REQUIREMENTS: Read the records below. Copy each line where the string "数智时代的社会治理" occurs.

GIVEN RECORDS:
— Begin —

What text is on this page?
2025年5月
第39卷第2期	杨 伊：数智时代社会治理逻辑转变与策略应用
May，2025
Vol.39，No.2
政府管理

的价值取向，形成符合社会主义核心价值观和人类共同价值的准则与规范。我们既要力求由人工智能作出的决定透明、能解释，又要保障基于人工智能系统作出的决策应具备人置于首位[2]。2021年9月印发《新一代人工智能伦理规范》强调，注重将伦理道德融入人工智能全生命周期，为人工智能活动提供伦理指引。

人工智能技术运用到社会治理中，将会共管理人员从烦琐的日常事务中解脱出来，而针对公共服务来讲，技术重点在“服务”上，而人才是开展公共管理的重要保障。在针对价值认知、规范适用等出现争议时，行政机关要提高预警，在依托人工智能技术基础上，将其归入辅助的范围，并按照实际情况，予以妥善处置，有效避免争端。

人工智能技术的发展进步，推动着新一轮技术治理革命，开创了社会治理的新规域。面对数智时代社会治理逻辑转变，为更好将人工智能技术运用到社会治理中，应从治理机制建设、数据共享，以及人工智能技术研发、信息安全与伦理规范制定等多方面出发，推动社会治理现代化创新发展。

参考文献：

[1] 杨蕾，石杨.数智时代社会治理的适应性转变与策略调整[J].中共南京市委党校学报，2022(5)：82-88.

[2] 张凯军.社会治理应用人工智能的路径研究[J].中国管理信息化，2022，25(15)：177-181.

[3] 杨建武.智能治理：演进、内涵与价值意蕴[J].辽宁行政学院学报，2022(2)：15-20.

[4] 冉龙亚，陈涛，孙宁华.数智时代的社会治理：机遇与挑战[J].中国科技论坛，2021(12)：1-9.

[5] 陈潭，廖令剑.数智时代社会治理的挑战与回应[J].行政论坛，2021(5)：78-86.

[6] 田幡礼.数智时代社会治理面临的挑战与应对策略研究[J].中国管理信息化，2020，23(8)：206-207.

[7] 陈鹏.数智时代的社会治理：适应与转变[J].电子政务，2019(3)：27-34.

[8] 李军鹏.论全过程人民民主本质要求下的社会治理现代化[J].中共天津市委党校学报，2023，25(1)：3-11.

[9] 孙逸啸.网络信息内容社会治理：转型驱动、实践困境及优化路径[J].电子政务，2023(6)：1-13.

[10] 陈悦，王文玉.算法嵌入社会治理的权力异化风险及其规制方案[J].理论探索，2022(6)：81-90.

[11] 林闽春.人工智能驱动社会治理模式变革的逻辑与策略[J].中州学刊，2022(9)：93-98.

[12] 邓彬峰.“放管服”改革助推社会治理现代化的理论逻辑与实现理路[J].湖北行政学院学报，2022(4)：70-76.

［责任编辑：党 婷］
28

— End —

PROBLEM SOLUTION:
[4] 冉龙亚，陈涛，孙宁华.数智时代的社会治理：机遇与挑战[J].中国科技论坛，2021(12)：1-9.
[7] 陈鹏.数智时代的社会治理：适应与转变[J].电子政务，2019(3)：27-34.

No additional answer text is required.